Each record must be retyped in full. No character may differ.

** Begin **

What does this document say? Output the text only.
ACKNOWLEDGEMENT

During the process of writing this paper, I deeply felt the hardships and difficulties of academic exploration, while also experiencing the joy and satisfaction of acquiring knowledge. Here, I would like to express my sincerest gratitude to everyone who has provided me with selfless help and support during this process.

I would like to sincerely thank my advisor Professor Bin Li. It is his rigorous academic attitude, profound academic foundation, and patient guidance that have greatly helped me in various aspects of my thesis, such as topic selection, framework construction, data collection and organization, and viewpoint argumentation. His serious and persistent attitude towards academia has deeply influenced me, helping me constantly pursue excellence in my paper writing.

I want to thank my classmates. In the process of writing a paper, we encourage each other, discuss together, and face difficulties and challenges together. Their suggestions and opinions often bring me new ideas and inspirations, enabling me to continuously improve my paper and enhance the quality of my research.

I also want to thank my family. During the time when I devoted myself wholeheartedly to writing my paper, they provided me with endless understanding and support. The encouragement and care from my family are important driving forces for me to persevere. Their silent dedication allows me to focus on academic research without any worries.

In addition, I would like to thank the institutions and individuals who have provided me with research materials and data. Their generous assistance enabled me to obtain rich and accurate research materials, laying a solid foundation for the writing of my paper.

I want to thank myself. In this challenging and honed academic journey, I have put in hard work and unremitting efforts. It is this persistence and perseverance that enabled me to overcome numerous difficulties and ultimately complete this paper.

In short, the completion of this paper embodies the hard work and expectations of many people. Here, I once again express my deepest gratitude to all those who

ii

** End **

• [THE REPLY]:
What does this document say? Output the text only.
ACKNOWLEDGEMENT

During the process of writing this paper, I deeply felt the hardships and difficulties of academic exploration, while also experiencing the joy and satisfaction of acquiring knowledge. Here, I would like to express my sincerest gratitude to everyone who has provided me with selfless help and support during this process.

I would like to sincerely thank my advisor Professor Bin Li. It is his rigorous academic attitude, profound academic foundation, and patient guidance that have greatly helped me in various aspects of my thesis, such as topic selection, framework construction, data collection and organization, and viewpoint argumentation. His serious and persistent attitude towards academia has deeply influenced me, helping me constantly pursue excellence in my paper writing.

I want to thank my classmates. In the process of writing a paper, we encourage each other, discuss together, and face difficulties and challenges together. Their suggestions and opinions often bring me new ideas and inspirations, enabling me to continuously improve my paper and enhance the quality of my research.

I also want to thank my family. During the time when I devoted myself wholeheartedly to writing my paper, they provided me with endless understanding and support. The encouragement and care from my family are important driving forces for me to persevere. Their silent dedication allows me to focus on academic research without any worries.

In addition, I would like to thank the institutions and individuals who have provided me with research materials and data. Their generous assistance enabled me to obtain rich and accurate research materials, laying a solid foundation for the writing of my paper.

I want to thank myself. In this challenging and honed academic journey, I have put in hard work and unremitting efforts. It is this persistence and perseverance that enabled me to overcome numerous difficulties and ultimately complete this paper.

In short, the completion of this paper embodies the hard work and expectations of many people. Here, I once again express my deepest gratitude to all those who

ii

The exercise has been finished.